__Written task__
Give the material once more, word for word, without any images.
-- Start of Material for this task --
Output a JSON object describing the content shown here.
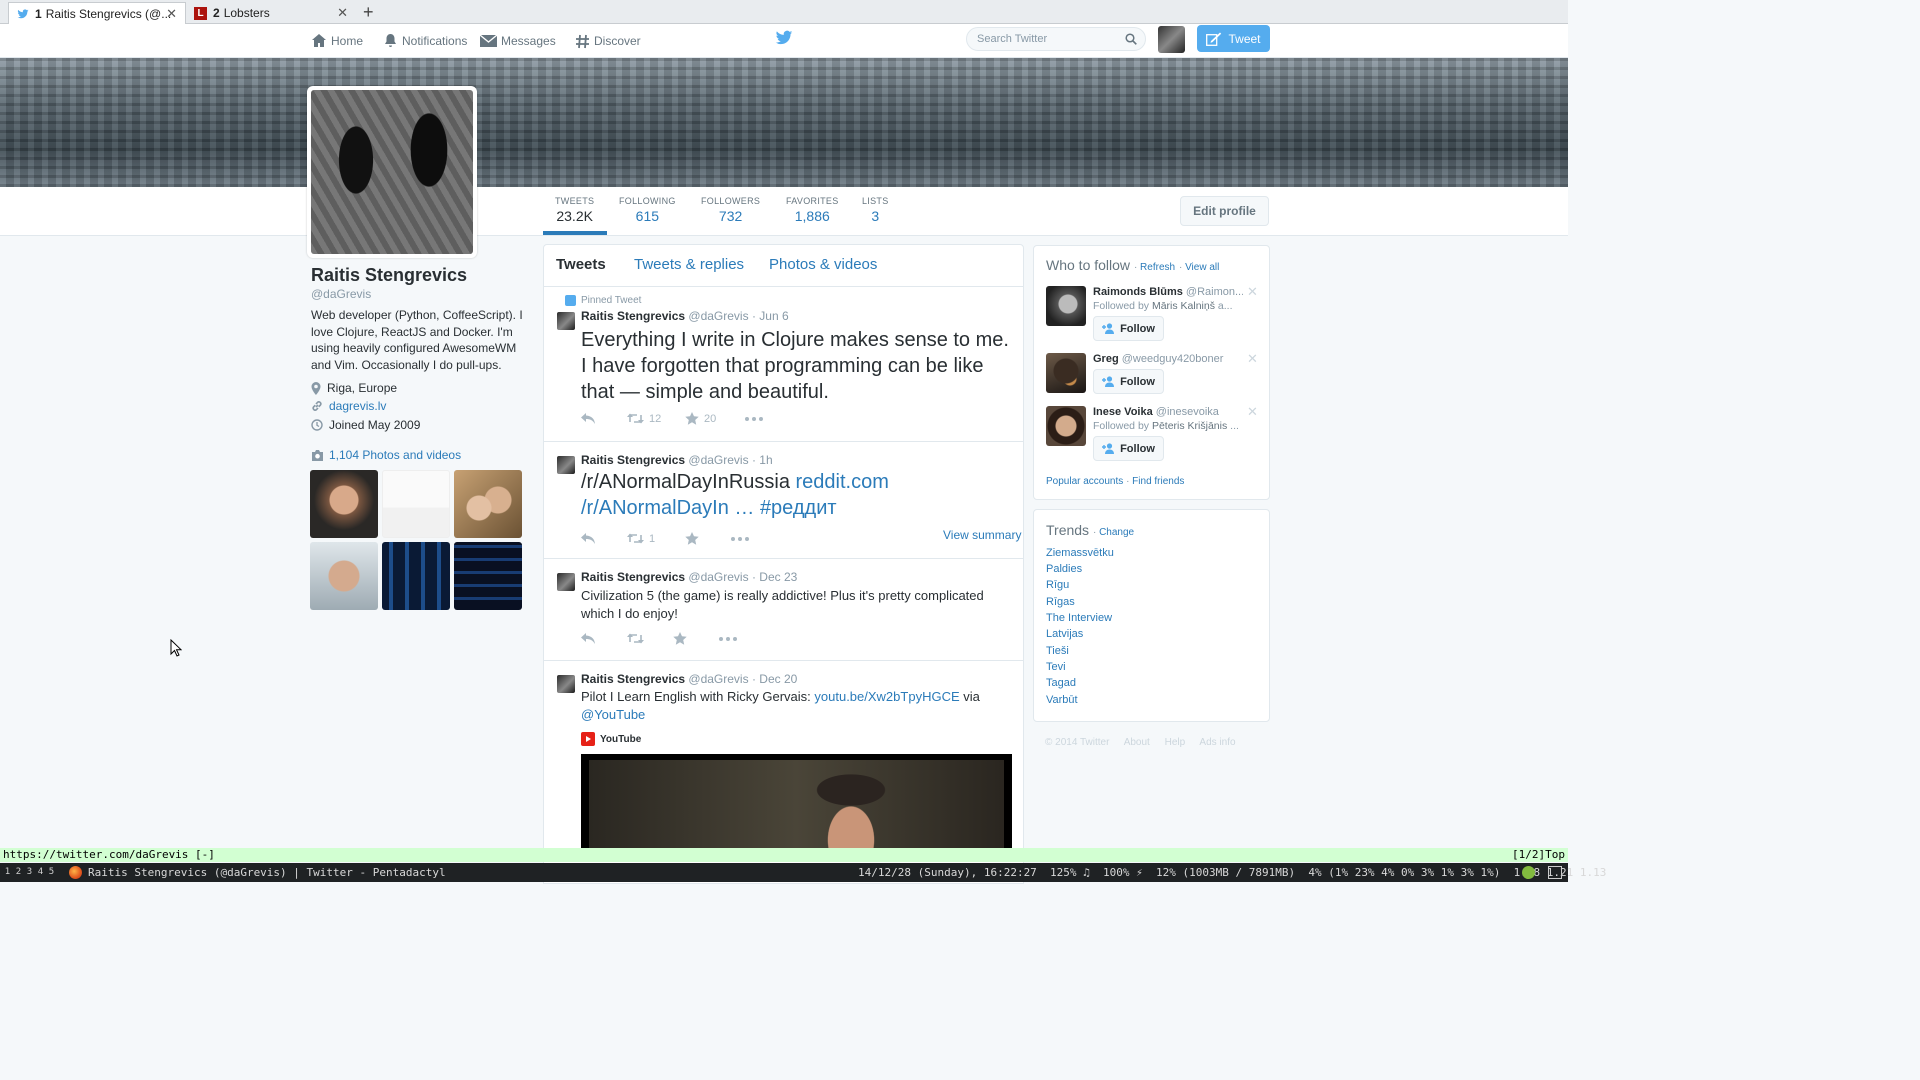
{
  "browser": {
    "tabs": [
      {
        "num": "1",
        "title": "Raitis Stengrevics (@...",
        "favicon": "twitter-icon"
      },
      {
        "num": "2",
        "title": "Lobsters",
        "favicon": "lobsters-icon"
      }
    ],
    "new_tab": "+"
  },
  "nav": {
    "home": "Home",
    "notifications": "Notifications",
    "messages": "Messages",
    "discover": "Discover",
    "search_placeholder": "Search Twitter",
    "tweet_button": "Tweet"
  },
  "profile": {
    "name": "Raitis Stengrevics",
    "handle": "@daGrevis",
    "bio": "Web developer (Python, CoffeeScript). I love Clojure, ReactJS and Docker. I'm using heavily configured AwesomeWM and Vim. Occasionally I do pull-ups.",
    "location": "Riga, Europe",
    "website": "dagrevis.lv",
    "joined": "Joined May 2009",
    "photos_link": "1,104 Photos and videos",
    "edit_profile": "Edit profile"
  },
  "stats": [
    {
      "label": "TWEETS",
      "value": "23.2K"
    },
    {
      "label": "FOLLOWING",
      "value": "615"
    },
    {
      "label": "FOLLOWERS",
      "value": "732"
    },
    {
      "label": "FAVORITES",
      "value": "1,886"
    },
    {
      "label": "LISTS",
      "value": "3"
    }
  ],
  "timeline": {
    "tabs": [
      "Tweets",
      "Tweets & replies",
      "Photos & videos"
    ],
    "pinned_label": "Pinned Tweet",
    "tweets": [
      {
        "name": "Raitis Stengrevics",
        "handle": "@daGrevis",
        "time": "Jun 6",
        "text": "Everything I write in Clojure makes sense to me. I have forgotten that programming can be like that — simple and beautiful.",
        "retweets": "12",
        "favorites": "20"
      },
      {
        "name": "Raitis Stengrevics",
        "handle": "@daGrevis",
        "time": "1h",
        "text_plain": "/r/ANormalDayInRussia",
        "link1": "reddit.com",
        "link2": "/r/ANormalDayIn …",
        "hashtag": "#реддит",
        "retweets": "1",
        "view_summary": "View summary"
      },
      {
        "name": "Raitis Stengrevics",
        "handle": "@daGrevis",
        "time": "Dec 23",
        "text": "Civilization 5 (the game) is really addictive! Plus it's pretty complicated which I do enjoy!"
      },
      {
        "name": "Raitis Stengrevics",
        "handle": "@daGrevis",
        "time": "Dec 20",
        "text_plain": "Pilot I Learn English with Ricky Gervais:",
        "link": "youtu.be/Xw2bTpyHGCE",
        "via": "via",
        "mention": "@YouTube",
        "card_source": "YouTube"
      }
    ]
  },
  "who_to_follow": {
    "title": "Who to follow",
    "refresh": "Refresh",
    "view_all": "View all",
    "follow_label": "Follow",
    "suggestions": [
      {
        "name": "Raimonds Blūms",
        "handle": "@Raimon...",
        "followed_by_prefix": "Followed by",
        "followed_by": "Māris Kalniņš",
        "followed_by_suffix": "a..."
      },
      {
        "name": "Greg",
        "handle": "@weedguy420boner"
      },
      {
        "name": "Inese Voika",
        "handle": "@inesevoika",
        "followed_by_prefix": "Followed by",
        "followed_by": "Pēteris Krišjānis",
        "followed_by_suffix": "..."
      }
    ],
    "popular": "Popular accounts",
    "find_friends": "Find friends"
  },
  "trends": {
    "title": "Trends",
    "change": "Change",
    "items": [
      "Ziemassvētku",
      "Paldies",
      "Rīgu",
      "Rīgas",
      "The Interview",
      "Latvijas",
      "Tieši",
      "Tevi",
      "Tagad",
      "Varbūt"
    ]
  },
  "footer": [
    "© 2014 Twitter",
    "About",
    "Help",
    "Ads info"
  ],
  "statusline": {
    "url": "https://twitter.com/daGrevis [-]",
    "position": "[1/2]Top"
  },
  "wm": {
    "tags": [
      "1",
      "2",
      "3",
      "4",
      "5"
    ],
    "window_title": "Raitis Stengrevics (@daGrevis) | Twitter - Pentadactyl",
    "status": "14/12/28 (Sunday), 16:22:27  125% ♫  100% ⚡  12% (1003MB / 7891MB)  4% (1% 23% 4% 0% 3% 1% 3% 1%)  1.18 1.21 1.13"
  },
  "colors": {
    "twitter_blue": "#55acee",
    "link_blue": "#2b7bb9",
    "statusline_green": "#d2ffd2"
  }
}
-- End of Material for this task --
__Expected answer__
Output a JSON object describing the content shown here.
{
  "browser": {
    "tabs": [
      {
        "num": "1",
        "title": "Raitis Stengrevics (@...",
        "favicon": "twitter-icon"
      },
      {
        "num": "2",
        "title": "Lobsters",
        "favicon": "lobsters-icon"
      }
    ],
    "new_tab": "+"
  },
  "nav": {
    "home": "Home",
    "notifications": "Notifications",
    "messages": "Messages",
    "discover": "Discover",
    "search_placeholder": "Search Twitter",
    "tweet_button": "Tweet"
  },
  "profile": {
    "name": "Raitis Stengrevics",
    "handle": "@daGrevis",
    "bio": "Web developer (Python, CoffeeScript). I love Clojure, ReactJS and Docker. I'm using heavily configured AwesomeWM and Vim. Occasionally I do pull-ups.",
    "location": "Riga, Europe",
    "website": "dagrevis.lv",
    "joined": "Joined May 2009",
    "photos_link": "1,104 Photos and videos",
    "edit_profile": "Edit profile"
  },
  "stats": [
    {
      "label": "TWEETS",
      "value": "23.2K"
    },
    {
      "label": "FOLLOWING",
      "value": "615"
    },
    {
      "label": "FOLLOWERS",
      "value": "732"
    },
    {
      "label": "FAVORITES",
      "value": "1,886"
    },
    {
      "label": "LISTS",
      "value": "3"
    }
  ],
  "timeline": {
    "tabs": [
      "Tweets",
      "Tweets & replies",
      "Photos & videos"
    ],
    "pinned_label": "Pinned Tweet",
    "tweets": [
      {
        "name": "Raitis Stengrevics",
        "handle": "@daGrevis",
        "time": "Jun 6",
        "text": "Everything I write in Clojure makes sense to me. I have forgotten that programming can be like that — simple and beautiful.",
        "retweets": "12",
        "favorites": "20"
      },
      {
        "name": "Raitis Stengrevics",
        "handle": "@daGrevis",
        "time": "1h",
        "text_plain": "/r/ANormalDayInRussia",
        "link1": "reddit.com",
        "link2": "/r/ANormalDayIn …",
        "hashtag": "#реддит",
        "retweets": "1",
        "view_summary": "View summary"
      },
      {
        "name": "Raitis Stengrevics",
        "handle": "@daGrevis",
        "time": "Dec 23",
        "text": "Civilization 5 (the game) is really addictive! Plus it's pretty complicated which I do enjoy!"
      },
      {
        "name": "Raitis Stengrevics",
        "handle": "@daGrevis",
        "time": "Dec 20",
        "text_plain": "Pilot I Learn English with Ricky Gervais:",
        "link": "youtu.be/Xw2bTpyHGCE",
        "via": "via",
        "mention": "@YouTube",
        "card_source": "YouTube"
      }
    ]
  },
  "who_to_follow": {
    "title": "Who to follow",
    "refresh": "Refresh",
    "view_all": "View all",
    "follow_label": "Follow",
    "suggestions": [
      {
        "name": "Raimonds Blūms",
        "handle": "@Raimon...",
        "followed_by_prefix": "Followed by",
        "followed_by": "Māris Kalniņš",
        "followed_by_suffix": "a..."
      },
      {
        "name": "Greg",
        "handle": "@weedguy420boner"
      },
      {
        "name": "Inese Voika",
        "handle": "@inesevoika",
        "followed_by_prefix": "Followed by",
        "followed_by": "Pēteris Krišjānis",
        "followed_by_suffix": "..."
      }
    ],
    "popular": "Popular accounts",
    "find_friends": "Find friends"
  },
  "trends": {
    "title": "Trends",
    "change": "Change",
    "items": [
      "Ziemassvētku",
      "Paldies",
      "Rīgu",
      "Rīgas",
      "The Interview",
      "Latvijas",
      "Tieši",
      "Tevi",
      "Tagad",
      "Varbūt"
    ]
  },
  "footer": [
    "© 2014 Twitter",
    "About",
    "Help",
    "Ads info"
  ],
  "statusline": {
    "url": "https://twitter.com/daGrevis [-]",
    "position": "[1/2]Top"
  },
  "wm": {
    "tags": [
      "1",
      "2",
      "3",
      "4",
      "5"
    ],
    "window_title": "Raitis Stengrevics (@daGrevis) | Twitter - Pentadactyl",
    "status": "14/12/28 (Sunday), 16:22:27  125% ♫  100% ⚡  12% (1003MB / 7891MB)  4% (1% 23% 4% 0% 3% 1% 3% 1%)  1.18 1.21 1.13"
  },
  "colors": {
    "twitter_blue": "#55acee",
    "link_blue": "#2b7bb9",
    "statusline_green": "#d2ffd2"
  }
}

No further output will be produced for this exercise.